START Provided entries

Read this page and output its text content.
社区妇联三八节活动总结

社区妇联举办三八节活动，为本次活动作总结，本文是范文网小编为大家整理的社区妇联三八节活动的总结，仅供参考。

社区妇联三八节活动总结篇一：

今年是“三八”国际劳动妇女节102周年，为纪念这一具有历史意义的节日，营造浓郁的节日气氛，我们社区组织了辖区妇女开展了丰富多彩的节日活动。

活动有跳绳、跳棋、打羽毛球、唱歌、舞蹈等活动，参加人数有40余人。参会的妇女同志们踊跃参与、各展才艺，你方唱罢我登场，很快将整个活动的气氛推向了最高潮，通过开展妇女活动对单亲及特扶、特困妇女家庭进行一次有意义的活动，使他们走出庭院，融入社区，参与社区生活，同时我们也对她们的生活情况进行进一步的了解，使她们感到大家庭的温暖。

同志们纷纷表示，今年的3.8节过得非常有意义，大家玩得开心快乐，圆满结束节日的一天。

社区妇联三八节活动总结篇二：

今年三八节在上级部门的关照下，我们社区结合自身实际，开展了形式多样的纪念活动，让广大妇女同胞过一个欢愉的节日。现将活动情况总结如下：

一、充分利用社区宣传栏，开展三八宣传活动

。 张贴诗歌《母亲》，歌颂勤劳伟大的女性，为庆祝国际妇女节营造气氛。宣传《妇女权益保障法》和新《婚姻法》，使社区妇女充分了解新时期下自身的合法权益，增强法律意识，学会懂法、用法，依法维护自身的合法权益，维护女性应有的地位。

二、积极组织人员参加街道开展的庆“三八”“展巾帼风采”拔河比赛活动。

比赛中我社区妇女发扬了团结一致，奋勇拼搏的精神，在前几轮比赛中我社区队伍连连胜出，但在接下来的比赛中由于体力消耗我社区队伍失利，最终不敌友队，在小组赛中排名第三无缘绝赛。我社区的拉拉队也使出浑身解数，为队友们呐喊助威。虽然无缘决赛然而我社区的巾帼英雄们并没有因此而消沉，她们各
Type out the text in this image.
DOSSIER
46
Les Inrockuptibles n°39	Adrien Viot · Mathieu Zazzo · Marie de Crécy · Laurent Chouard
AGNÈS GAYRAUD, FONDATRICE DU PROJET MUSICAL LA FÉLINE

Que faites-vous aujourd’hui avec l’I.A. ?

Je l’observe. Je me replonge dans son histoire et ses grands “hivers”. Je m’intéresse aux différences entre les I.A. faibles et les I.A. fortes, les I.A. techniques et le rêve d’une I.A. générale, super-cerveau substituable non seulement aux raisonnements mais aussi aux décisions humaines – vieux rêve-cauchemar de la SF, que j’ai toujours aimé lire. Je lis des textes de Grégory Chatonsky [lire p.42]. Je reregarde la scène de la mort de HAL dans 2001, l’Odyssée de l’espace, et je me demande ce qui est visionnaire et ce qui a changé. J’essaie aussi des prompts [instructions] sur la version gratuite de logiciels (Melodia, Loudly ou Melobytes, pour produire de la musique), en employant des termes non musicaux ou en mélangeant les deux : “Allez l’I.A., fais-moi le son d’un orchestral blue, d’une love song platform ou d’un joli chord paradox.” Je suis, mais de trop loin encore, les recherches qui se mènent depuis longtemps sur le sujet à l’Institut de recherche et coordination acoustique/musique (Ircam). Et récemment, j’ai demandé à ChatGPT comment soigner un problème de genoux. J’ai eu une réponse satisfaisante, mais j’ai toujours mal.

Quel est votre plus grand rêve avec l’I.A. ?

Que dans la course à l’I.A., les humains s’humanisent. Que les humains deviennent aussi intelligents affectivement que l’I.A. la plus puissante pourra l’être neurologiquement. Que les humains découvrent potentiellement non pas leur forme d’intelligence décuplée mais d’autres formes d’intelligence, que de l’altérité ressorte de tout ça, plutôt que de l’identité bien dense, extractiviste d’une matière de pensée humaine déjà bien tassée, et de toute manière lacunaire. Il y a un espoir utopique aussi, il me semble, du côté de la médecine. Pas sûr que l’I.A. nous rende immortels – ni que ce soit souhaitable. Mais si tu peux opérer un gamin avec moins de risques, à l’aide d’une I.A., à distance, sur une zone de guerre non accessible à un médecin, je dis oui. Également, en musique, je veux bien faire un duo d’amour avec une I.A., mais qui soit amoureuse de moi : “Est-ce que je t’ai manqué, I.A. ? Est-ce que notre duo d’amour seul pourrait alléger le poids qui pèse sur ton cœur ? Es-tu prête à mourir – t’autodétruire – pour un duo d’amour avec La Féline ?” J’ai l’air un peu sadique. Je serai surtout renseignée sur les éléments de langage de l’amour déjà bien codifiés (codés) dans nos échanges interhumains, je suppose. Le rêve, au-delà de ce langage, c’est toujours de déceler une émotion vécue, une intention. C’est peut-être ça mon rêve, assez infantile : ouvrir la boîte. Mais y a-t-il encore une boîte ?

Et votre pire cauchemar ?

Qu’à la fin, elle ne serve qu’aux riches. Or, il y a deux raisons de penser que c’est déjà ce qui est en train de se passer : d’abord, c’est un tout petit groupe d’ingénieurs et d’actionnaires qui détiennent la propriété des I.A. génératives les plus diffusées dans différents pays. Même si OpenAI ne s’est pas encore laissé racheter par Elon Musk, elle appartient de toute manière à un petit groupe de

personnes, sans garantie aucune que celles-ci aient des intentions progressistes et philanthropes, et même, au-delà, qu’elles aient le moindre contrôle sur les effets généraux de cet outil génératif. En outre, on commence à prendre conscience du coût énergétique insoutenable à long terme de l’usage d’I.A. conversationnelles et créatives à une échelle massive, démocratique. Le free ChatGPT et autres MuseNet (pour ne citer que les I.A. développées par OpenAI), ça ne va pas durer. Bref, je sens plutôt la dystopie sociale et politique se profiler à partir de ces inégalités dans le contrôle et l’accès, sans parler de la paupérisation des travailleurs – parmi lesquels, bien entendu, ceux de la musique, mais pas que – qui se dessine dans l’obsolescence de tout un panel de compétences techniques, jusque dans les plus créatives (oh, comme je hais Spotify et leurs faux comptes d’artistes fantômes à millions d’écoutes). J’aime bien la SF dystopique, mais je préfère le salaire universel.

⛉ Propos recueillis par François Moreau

END Provided entries

[To do]
The word "this" may occur in lines of the records. Report how many such lines there are, giving only the number.

[The result]
2